* _Aim_:
A line counts if it contains the word "професійної" at least once. State how many such lines the records contain, giving the number alone.

* _Rows_:
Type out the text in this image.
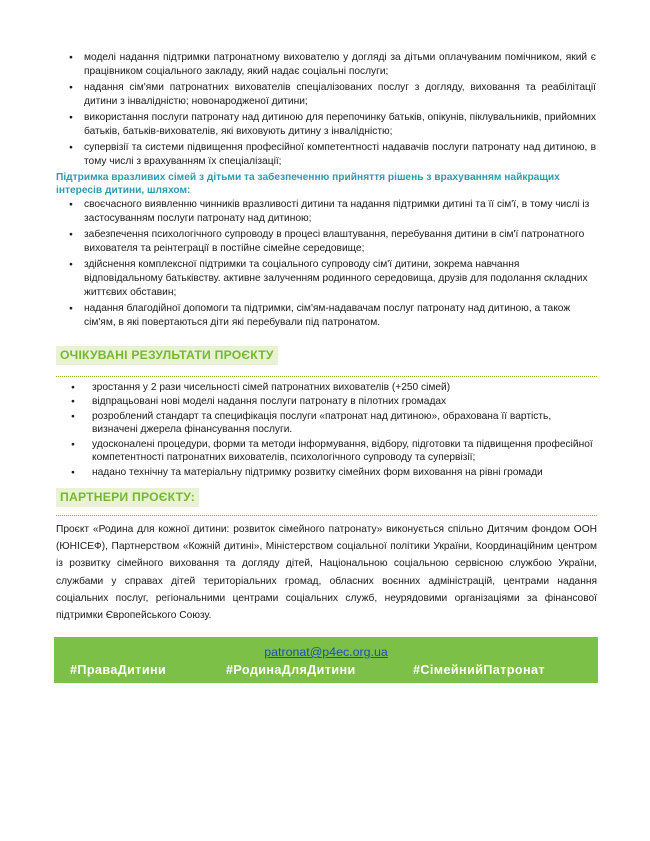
● моделі надання підтримки патронатному вихователю у догляді за дітьми оплачуваним помічником, який є працівником соціального закладу, який надає соціальні послуги;
● надання сім'ями патронатних вихователів спеціалізованих послуг з догляду, виховання та реабілітації дитини з інвалідністю; новонародженої дитини;
● використання послуги патронату над дитиною для перепочинку батьків, опікунів, піклувальників, прийомних батьків, батьків-вихователів, які виховують дитину з інвалідністю;
● супервізії та системи підвищення професійної компетентності надавачів послуги патронату над дитиною, в тому числі з врахуванням їх спеціалізації;
Підтримка вразливих сімей з дітьми та забезпеченню прийняття рішень з врахуванням найкращих інтересів дитини, шляхом:
● своєчасного виявленню чинників вразливості дитини та надання підтримки дитині та її сім'ї, в тому числі із застосуванням послуги патронату над дитиною;
● забезпечення психологічного супроводу в процесі влаштування, перебування дитини в сім'ї патронатного вихователя та реінтеграції в постійне сімейне середовище;
● здійснення комплексної підтримки та соціального супроводу сім'ї дитини, зокрема навчання відповідальному батьківству. активне залученням родинного середовища, друзів для подолання складних життєвих обставин;
● надання благодійної допомоги та підтримки, сім'ям-надавачам послуг патронату над дитиною, а також сім'ям, в які повертаються діти які перебували під патронатом.
ОЧІКУВАНІ РЕЗУЛЬТАТИ ПРОЄКТУ
● зростання у 2 рази чисельності сімей патронатних вихователів (+250 сімей)
● відпрацьовані нові моделі надання послуги патронату в пілотних громадах
● розроблений стандарт та специфікація послуги «патронат над дитиною», обрахована її вартість, визначені джерела фінансування послуги.
● удосконалені процедури, форми та методи інформування, відбору, підготовки та підвищення професійної компетентності патронатних вихователів, психологічного супроводу та супервізії;
● надано технічну та матеріальну підтримку розвитку сімейних форм виховання на рівні громади
ПАРТНЕРИ ПРОЄКТУ:
Проєкт «Родина для кожної дитини: розвиток сімейного патронату» виконується спільно Дитячим фондом ООН (ЮНІСЕФ), Партнерством «Кожній дитині», Міністерством соціальної політики України, Координаційним центром із розвитку сімейного виховання та догляду дітей, Національною соціальною сервісною службою України, службами у справах дітей територіальних громад, обласних воєнних адміністрацій, центрами надання соціальних послуг, регіональними центрами соціальних служб, неурядовими організаціями за фінансової підтримки Європейського Союзу.
patronat@p4ec.org.ua
#ПраваДитини	#РодинаДляДитини	#СімейнийПатронат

* _Solution for this problem_:
2